---- Textauszug

Jedes Jahr im Januar gibt es zum Gedenken an die Ermordung der kommunistischen Politiker Rosa Luxemburg und Karl Liebknecht im Jahr 1919 in Berlin Veranstaltungen und Demonstrationen aus dem linken Spektrum. Eine Demonstration am 12. Januar 2025 wurde von Auseinandersetzungen mit der Polizei und Festnahmen begleitet. Und, glaubt man einigen Social-Media-Beiträgen, auch von einem Demonstranten, der von der Polizei so schwer verletzt worden sei, dass er wiederbelebt werden musste.

Ein entsprechender Vorwurf wurde zum Beispiel in einem Beitrag auf X erhoben, dem ein kurzes Video anhängt. Zu sehen sind Sanitäter, die von Polizisten und Planen abgeschirmt werden und offenbar eine Behandlung durchführen. Dazu heißt es in dem Beitrag: «Auf der LL Demo wird nach dem Angriff der Bullen ein Teilnehmer mit Herz Muskel Massage und Atemgerät wiederbelebt» (Schreibweise im Original).

Ein ähnlich lautender Vorwurf wird in einem englischsprachigen X-Beitrag von «red.» erhoben. Dem US-Außenministerium zufolge handelt es sich bei dem Medium um eine vom russischen Staatssender RT betriebene Plattform aus Berlin. «red.» veröffentlichte zudem ein weiteres Video von der Szene, schrieb in diesem Zusammenhang aber nur von einer bewusstlosen Person.

Die falsche Behauptung fand sich zunächst auch in einem Bericht der «Berliner Zeitung», wurde von dieser aber später korrigiert. Nun heißt es in einem Hinweis unter dem Text: «Tatsächlich war die Person ohnmächtig und benötigte intensive medizinische Betreuung, eine Wiederbelebung war jedoch nicht erforderlich.» Auch auf dem X-Account, der das Video verbreitet, wurde die Angabe später richtiggestellt.

--------

Anforderung 1:
Übersetze bitte diesen Satz aus dem Textauszug über die Luxemburg-Liebknecht-Demonstration ins Englische: „Zu sehen sind Sanitäter, die von Polizisten und Planen abgeschirmt werden und offenbar eine Behandlung durchführen.“
Anforderung 2:
Führe den Textauszug über die Luxemburg-Liebknecht-Demonstration im Anschluss an seinen letzten Satz weiter.
Das Material ist hierfür ohne Belang.

---- Bereitgestelltes Material

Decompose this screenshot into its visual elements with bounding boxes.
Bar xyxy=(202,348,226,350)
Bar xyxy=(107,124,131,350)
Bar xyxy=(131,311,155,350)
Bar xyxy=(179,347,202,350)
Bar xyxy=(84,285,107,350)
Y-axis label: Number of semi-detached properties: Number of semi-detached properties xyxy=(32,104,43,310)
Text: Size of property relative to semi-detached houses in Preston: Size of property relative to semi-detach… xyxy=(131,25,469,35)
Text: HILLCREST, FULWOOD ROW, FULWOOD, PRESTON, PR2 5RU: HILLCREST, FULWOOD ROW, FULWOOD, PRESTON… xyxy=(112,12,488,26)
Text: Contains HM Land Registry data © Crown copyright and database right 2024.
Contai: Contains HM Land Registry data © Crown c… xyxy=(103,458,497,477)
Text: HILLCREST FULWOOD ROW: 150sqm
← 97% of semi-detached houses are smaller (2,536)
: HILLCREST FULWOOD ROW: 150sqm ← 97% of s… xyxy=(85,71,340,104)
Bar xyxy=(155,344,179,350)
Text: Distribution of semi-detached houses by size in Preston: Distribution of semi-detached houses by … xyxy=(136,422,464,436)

--------

Erwartete Antwort 1:
Paramedics can be seen, shielded by police officers and tarpaulins and apparently administering treatment.

Erwartete Antwort 2:
Sanitäter widersprechen Polizei nur in einem Punkt

Das deckt sich mit weiteren Angaben, etwa vom «Sanitätskollektiv Berlin» auf X: «Entgegen diverser Berichte gab es auf der diesjährigen Luxemburg-Liebknecht-Demo keine #Reanimation. Die Person wurde durch uns als Sanitätsdienst versorgt und befand sich zu keiner Zeit in akuter Lebensgefahr.» Das Sanitätskollektiv stellt laut eigener Beschreibung Sanitätspersonal für Veranstaltungen und auch für Demonstrationen, ist aber kein Rettungsdienst.

Die Angaben der Sanitäter decken sich weitgehend mit Einschätzungen der Polizei. Laut einer Pressemitteilung «wurde ein Teilnehmer des Aufzugs kurzzeitig bewusstlos, so dass ausgebildete Rettungssanitäter der Polizei an den Mann zur Ersthilfe herangeführt wurden».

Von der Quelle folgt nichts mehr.